(Data entries for graphics)
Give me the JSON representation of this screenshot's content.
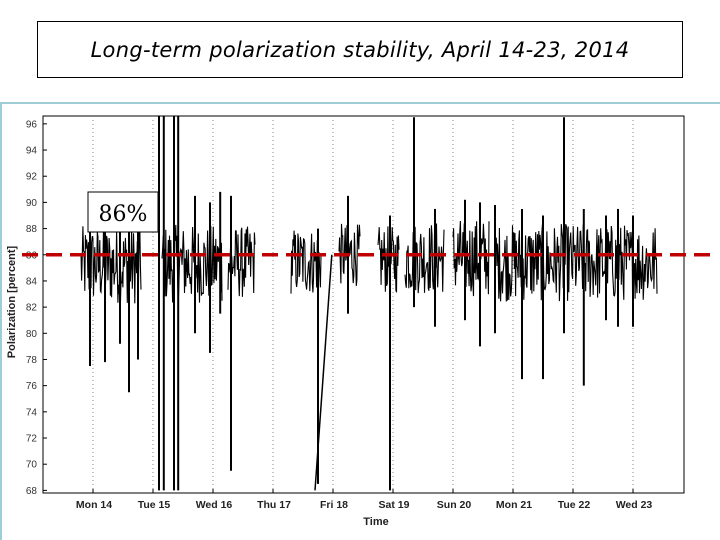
{
  "title": "Long-term polarization stability, April 14-23, 2014",
  "chart_data": {
    "type": "line",
    "title": "Long-term polarization stability, April 14-23, 2014",
    "xlabel": "Time",
    "ylabel": "Polarization [percent]",
    "ylim": [
      68,
      97
    ],
    "yticks": [
      "96",
      "94",
      "92",
      "90",
      "88",
      "86",
      "84",
      "82",
      "80",
      "78",
      "76",
      "74",
      "72",
      "70",
      "68"
    ],
    "xticks": [
      "Mon 14",
      "Tue 15",
      "Wed 16",
      "Thu 17",
      "Fri 18",
      "Sat 19",
      "Sun 20",
      "Mon 21",
      "Tue 22",
      "Wed 23"
    ],
    "grid": "vertical dotted",
    "reference_line": {
      "value": 86,
      "label": "86%",
      "color": "#c00000",
      "style": "dashed"
    },
    "series": [
      {
        "color": "#000000",
        "segments": [
          {
            "x": [
              -0.6,
              0.4
            ],
            "mean": 85.2,
            "spread": 3.0
          },
          {
            "x": [
              0.75,
              1.75
            ],
            "mean": 85.3,
            "spread": 3.0
          },
          {
            "x": [
              1.85,
              2.3
            ],
            "mean": 85.4,
            "spread": 2.8
          },
          {
            "x": [
              2.9,
              3.4
            ],
            "mean": 85.5,
            "spread": 2.6
          },
          {
            "x": [
              3.7,
              4.05
            ],
            "mean": 86.0,
            "spread": 2.4
          },
          {
            "x": [
              4.35,
              4.7
            ],
            "mean": 85.6,
            "spread": 2.6
          },
          {
            "x": [
              4.8,
              5.45
            ],
            "mean": 85.8,
            "spread": 2.8
          },
          {
            "x": [
              5.6,
              6.2
            ],
            "mean": 85.8,
            "spread": 3.0
          },
          {
            "x": [
              6.3,
              9.0
            ],
            "mean": 85.4,
            "spread": 3.0
          }
        ],
        "spikes": [
          {
            "x": -0.45,
            "low": 77.5,
            "high": 90.8
          },
          {
            "x": -0.2,
            "low": 77.8,
            "high": 89.8
          },
          {
            "x": 0.05,
            "low": 79.2,
            "high": 90.2
          },
          {
            "x": 0.2,
            "low": 75.5,
            "high": 89.5
          },
          {
            "x": 0.35,
            "low": 78.0,
            "high": 89.0
          },
          {
            "x": 0.7,
            "low": 68.0,
            "high": 97.0
          },
          {
            "x": 0.78,
            "low": 68.0,
            "high": 97.0
          },
          {
            "x": 0.95,
            "low": 68.0,
            "high": 97.0
          },
          {
            "x": 1.02,
            "low": 68.0,
            "high": 97.0
          },
          {
            "x": 1.3,
            "low": 80.0,
            "high": 90.5
          },
          {
            "x": 1.55,
            "low": 78.5,
            "high": 90.0
          },
          {
            "x": 1.72,
            "low": 81.5,
            "high": 90.8
          },
          {
            "x": 1.9,
            "low": 69.5,
            "high": 90.5
          },
          {
            "x": 3.35,
            "low": 68.5,
            "high": 88.0
          },
          {
            "x": 3.85,
            "low": 81.5,
            "high": 90.5
          },
          {
            "x": 4.55,
            "low": 68.0,
            "high": 89.0
          },
          {
            "x": 4.95,
            "low": 82.0,
            "high": 96.5
          },
          {
            "x": 5.3,
            "low": 80.5,
            "high": 89.5
          },
          {
            "x": 5.8,
            "low": 81.0,
            "high": 90.2
          },
          {
            "x": 6.05,
            "low": 79.0,
            "high": 90.0
          },
          {
            "x": 6.3,
            "low": 80.0,
            "high": 89.8
          },
          {
            "x": 6.75,
            "low": 76.5,
            "high": 89.5
          },
          {
            "x": 7.1,
            "low": 76.5,
            "high": 89.0
          },
          {
            "x": 7.45,
            "low": 80.0,
            "high": 96.5
          },
          {
            "x": 7.78,
            "low": 76.0,
            "high": 89.5
          },
          {
            "x": 8.15,
            "low": 81.0,
            "high": 89.0
          },
          {
            "x": 8.35,
            "low": 80.5,
            "high": 89.5
          },
          {
            "x": 8.6,
            "low": 80.5,
            "high": 89.0
          }
        ],
        "ramp": {
          "x": [
            3.3,
            3.58
          ],
          "y": [
            68,
            86
          ]
        }
      }
    ]
  }
}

§ EXERCISE GOAL
Your task is to transcribe all of the records precisely, with no images included.

§ SOLUTION TO THIS PROBLEM
Give me the JSON representation of this screenshot's content.
{
  "title": "Long-term polarization stability, April 14-23, 2014",
  "chart_data": {
    "type": "line",
    "title": "Long-term polarization stability, April 14-23, 2014",
    "xlabel": "Time",
    "ylabel": "Polarization [percent]",
    "ylim": [
      68,
      97
    ],
    "yticks": [
      "96",
      "94",
      "92",
      "90",
      "88",
      "86",
      "84",
      "82",
      "80",
      "78",
      "76",
      "74",
      "72",
      "70",
      "68"
    ],
    "xticks": [
      "Mon 14",
      "Tue 15",
      "Wed 16",
      "Thu 17",
      "Fri 18",
      "Sat 19",
      "Sun 20",
      "Mon 21",
      "Tue 22",
      "Wed 23"
    ],
    "grid": "vertical dotted",
    "reference_line": {
      "value": 86,
      "label": "86%",
      "color": "#c00000",
      "style": "dashed"
    },
    "series": [
      {
        "color": "#000000",
        "segments": [
          {
            "x": [
              -0.6,
              0.4
            ],
            "mean": 85.2,
            "spread": 3.0
          },
          {
            "x": [
              0.75,
              1.75
            ],
            "mean": 85.3,
            "spread": 3.0
          },
          {
            "x": [
              1.85,
              2.3
            ],
            "mean": 85.4,
            "spread": 2.8
          },
          {
            "x": [
              2.9,
              3.4
            ],
            "mean": 85.5,
            "spread": 2.6
          },
          {
            "x": [
              3.7,
              4.05
            ],
            "mean": 86.0,
            "spread": 2.4
          },
          {
            "x": [
              4.35,
              4.7
            ],
            "mean": 85.6,
            "spread": 2.6
          },
          {
            "x": [
              4.8,
              5.45
            ],
            "mean": 85.8,
            "spread": 2.8
          },
          {
            "x": [
              5.6,
              6.2
            ],
            "mean": 85.8,
            "spread": 3.0
          },
          {
            "x": [
              6.3,
              9.0
            ],
            "mean": 85.4,
            "spread": 3.0
          }
        ],
        "spikes": [
          {
            "x": -0.45,
            "low": 77.5,
            "high": 90.8
          },
          {
            "x": -0.2,
            "low": 77.8,
            "high": 89.8
          },
          {
            "x": 0.05,
            "low": 79.2,
            "high": 90.2
          },
          {
            "x": 0.2,
            "low": 75.5,
            "high": 89.5
          },
          {
            "x": 0.35,
            "low": 78.0,
            "high": 89.0
          },
          {
            "x": 0.7,
            "low": 68.0,
            "high": 97.0
          },
          {
            "x": 0.78,
            "low": 68.0,
            "high": 97.0
          },
          {
            "x": 0.95,
            "low": 68.0,
            "high": 97.0
          },
          {
            "x": 1.02,
            "low": 68.0,
            "high": 97.0
          },
          {
            "x": 1.3,
            "low": 80.0,
            "high": 90.5
          },
          {
            "x": 1.55,
            "low": 78.5,
            "high": 90.0
          },
          {
            "x": 1.72,
            "low": 81.5,
            "high": 90.8
          },
          {
            "x": 1.9,
            "low": 69.5,
            "high": 90.5
          },
          {
            "x": 3.35,
            "low": 68.5,
            "high": 88.0
          },
          {
            "x": 3.85,
            "low": 81.5,
            "high": 90.5
          },
          {
            "x": 4.55,
            "low": 68.0,
            "high": 89.0
          },
          {
            "x": 4.95,
            "low": 82.0,
            "high": 96.5
          },
          {
            "x": 5.3,
            "low": 80.5,
            "high": 89.5
          },
          {
            "x": 5.8,
            "low": 81.0,
            "high": 90.2
          },
          {
            "x": 6.05,
            "low": 79.0,
            "high": 90.0
          },
          {
            "x": 6.3,
            "low": 80.0,
            "high": 89.8
          },
          {
            "x": 6.75,
            "low": 76.5,
            "high": 89.5
          },
          {
            "x": 7.1,
            "low": 76.5,
            "high": 89.0
          },
          {
            "x": 7.45,
            "low": 80.0,
            "high": 96.5
          },
          {
            "x": 7.78,
            "low": 76.0,
            "high": 89.5
          },
          {
            "x": 8.15,
            "low": 81.0,
            "high": 89.0
          },
          {
            "x": 8.35,
            "low": 80.5,
            "high": 89.5
          },
          {
            "x": 8.6,
            "low": 80.5,
            "high": 89.0
          }
        ],
        "ramp": {
          "x": [
            3.3,
            3.58
          ],
          "y": [
            68,
            86
          ]
        }
      }
    ]
  }
}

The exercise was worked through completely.